Stored dataset items
--- BEGIN ---
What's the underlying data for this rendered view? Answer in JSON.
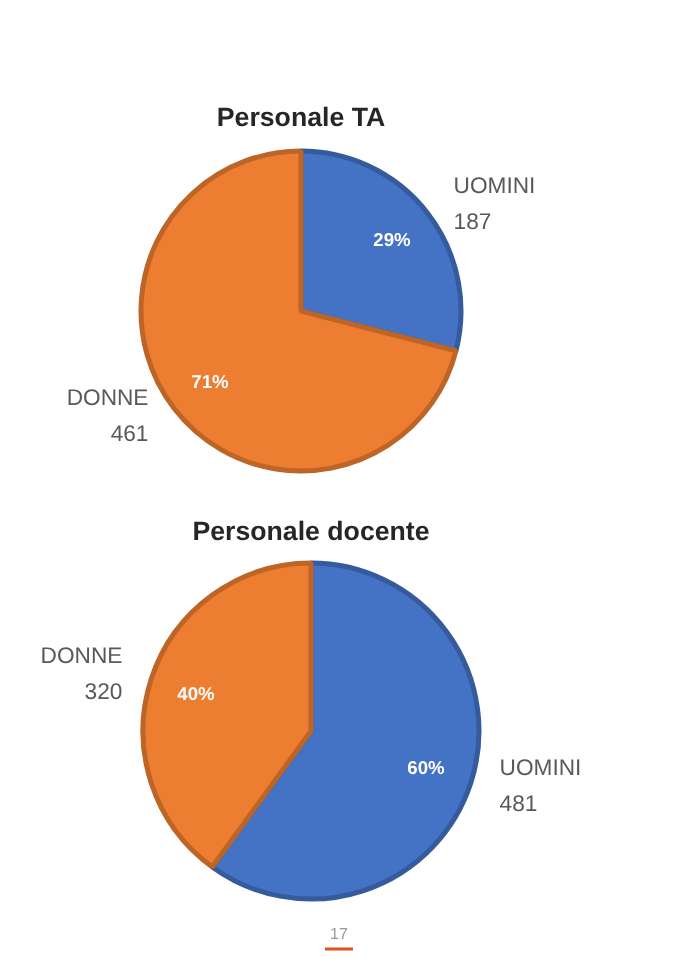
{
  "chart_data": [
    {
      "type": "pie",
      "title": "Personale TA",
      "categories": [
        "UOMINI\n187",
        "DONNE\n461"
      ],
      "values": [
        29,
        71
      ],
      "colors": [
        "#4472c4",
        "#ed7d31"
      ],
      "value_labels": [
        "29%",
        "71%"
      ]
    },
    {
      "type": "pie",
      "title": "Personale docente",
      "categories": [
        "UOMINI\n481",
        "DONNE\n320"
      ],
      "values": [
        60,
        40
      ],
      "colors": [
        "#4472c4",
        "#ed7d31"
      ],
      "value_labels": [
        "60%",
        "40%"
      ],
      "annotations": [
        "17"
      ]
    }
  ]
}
--- END ---
--- BEGIN ---
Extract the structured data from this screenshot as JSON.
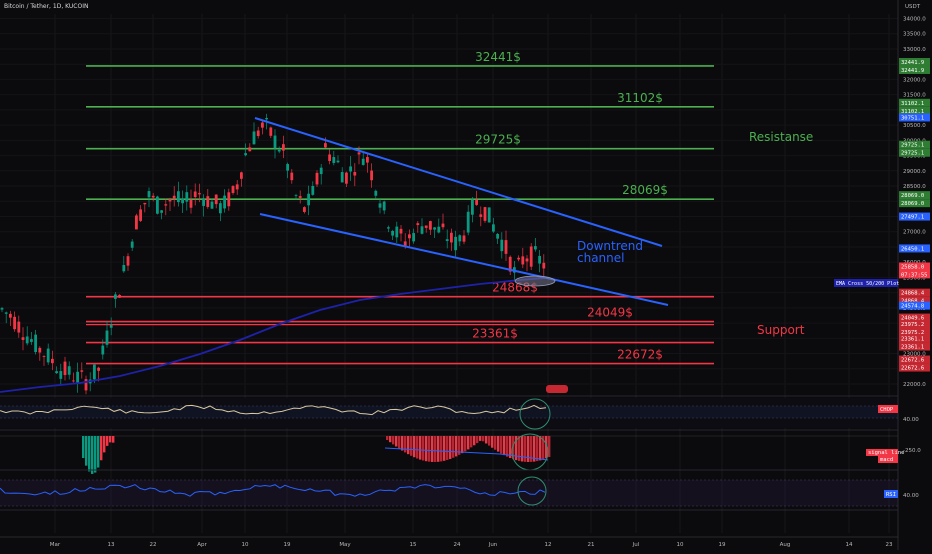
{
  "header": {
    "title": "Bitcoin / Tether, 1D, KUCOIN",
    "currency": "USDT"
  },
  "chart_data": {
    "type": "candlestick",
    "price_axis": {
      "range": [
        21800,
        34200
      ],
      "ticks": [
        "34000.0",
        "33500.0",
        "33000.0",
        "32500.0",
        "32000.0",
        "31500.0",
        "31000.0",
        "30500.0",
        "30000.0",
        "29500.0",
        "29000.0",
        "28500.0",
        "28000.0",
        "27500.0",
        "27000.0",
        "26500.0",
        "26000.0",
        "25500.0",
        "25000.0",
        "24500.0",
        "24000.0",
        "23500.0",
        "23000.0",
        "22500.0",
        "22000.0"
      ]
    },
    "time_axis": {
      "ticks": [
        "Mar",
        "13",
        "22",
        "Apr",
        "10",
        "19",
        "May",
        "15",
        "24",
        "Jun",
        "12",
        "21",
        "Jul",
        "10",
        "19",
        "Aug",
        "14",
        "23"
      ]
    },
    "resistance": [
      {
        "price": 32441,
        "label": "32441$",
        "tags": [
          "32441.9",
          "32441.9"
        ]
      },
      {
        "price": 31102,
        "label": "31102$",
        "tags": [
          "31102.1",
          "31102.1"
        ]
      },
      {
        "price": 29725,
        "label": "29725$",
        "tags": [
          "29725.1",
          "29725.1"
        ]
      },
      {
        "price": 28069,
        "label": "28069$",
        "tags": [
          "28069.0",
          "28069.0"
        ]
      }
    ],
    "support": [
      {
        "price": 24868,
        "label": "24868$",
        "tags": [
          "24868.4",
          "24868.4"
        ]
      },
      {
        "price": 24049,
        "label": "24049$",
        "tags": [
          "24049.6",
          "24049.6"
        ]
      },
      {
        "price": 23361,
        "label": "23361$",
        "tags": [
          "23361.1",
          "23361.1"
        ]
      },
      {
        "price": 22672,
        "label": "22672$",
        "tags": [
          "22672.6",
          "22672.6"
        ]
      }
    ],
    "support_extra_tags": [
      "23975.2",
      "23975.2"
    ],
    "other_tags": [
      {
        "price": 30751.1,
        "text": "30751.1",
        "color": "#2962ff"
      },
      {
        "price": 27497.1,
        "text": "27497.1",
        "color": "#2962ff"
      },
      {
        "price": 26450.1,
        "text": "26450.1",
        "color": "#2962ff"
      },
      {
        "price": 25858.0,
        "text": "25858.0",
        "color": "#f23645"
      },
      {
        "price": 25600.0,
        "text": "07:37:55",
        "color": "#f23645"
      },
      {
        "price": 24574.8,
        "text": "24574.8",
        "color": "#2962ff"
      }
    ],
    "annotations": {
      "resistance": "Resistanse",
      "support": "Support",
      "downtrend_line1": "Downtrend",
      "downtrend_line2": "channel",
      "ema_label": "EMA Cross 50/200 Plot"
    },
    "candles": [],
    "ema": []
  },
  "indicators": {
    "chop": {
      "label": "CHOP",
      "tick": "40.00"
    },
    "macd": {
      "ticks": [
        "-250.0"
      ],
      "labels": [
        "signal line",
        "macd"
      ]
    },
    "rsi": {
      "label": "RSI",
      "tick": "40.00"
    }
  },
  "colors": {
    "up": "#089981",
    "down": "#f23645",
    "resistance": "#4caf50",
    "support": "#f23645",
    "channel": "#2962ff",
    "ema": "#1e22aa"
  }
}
--- END ---
--- BEGIN ---
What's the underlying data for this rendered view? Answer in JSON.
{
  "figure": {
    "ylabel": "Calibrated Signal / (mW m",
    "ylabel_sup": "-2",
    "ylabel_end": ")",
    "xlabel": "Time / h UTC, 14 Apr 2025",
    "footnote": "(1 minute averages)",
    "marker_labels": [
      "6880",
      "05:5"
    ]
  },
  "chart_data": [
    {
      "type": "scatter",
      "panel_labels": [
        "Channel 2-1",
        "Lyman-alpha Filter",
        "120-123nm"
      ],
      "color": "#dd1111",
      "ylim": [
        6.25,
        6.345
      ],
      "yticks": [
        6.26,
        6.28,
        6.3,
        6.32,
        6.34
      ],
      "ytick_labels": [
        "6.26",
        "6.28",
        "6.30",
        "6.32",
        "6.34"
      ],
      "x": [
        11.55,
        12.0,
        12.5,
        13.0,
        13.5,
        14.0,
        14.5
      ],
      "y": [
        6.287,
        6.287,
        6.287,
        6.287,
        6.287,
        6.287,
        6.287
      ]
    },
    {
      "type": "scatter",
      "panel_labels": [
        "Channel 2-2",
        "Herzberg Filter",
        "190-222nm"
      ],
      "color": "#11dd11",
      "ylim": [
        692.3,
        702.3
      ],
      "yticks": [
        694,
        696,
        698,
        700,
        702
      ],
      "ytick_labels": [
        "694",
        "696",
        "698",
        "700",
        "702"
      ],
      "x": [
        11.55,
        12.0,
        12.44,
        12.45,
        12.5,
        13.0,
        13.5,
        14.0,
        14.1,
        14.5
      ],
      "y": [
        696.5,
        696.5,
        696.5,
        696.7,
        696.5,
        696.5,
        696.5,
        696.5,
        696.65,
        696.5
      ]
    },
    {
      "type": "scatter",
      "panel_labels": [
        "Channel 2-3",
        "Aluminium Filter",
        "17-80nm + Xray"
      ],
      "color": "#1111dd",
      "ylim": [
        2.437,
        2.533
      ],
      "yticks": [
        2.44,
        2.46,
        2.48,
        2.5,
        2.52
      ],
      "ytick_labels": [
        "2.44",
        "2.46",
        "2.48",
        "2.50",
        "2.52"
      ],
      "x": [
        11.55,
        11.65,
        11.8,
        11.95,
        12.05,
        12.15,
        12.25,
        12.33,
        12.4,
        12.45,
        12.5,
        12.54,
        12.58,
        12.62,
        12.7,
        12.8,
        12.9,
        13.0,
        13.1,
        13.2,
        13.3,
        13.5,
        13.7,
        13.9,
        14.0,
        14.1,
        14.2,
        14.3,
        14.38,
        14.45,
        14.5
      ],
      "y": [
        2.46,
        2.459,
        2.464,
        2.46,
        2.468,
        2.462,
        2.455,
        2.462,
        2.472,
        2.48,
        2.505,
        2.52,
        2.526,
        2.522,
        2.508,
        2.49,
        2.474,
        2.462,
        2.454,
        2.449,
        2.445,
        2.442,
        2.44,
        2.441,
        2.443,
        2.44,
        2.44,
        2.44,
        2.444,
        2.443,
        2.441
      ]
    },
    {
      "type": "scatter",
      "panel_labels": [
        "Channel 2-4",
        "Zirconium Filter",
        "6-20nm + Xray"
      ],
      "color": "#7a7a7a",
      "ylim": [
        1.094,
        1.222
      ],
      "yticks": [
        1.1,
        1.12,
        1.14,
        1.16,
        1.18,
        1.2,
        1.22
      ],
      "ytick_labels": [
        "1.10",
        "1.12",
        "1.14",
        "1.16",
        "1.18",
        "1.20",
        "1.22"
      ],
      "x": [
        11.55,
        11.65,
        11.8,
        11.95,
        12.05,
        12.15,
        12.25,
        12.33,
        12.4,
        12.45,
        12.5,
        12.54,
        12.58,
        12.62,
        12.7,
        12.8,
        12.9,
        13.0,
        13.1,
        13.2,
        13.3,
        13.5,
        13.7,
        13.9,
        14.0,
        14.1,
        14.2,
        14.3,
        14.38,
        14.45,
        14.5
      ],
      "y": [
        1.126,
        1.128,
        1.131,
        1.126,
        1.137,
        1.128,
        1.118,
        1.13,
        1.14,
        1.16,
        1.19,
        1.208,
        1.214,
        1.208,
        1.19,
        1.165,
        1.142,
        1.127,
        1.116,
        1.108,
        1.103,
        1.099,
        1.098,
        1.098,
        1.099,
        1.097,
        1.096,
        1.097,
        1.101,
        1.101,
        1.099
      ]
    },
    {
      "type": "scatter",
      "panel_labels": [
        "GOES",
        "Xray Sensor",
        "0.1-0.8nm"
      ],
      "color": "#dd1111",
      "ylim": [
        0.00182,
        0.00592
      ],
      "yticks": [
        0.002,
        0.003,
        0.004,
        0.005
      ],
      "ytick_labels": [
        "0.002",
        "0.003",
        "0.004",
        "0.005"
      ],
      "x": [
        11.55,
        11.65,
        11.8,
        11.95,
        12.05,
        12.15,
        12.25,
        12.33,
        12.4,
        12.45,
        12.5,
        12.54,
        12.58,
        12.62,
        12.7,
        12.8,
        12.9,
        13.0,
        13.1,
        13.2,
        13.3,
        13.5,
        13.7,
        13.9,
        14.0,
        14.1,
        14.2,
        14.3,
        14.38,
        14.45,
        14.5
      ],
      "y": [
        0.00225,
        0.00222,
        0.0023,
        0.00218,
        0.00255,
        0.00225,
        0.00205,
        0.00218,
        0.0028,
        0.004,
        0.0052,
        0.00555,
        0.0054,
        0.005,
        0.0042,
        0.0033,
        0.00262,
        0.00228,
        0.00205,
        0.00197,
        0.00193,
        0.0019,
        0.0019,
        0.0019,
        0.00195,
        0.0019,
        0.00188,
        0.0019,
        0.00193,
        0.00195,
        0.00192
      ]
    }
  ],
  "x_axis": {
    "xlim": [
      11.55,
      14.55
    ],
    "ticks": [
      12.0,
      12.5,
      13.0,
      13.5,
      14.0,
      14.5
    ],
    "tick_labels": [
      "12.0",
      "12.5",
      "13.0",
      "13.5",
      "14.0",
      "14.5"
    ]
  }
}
--- END ---
| WHAT THIS TASK INVOLVES |
Pull out all lines from the entries above that include the word "resistance".

| RESULT OF THE TASK |
    "resistance": [
      "resistance": "Resistanse",
    "resistance": "#4caf50",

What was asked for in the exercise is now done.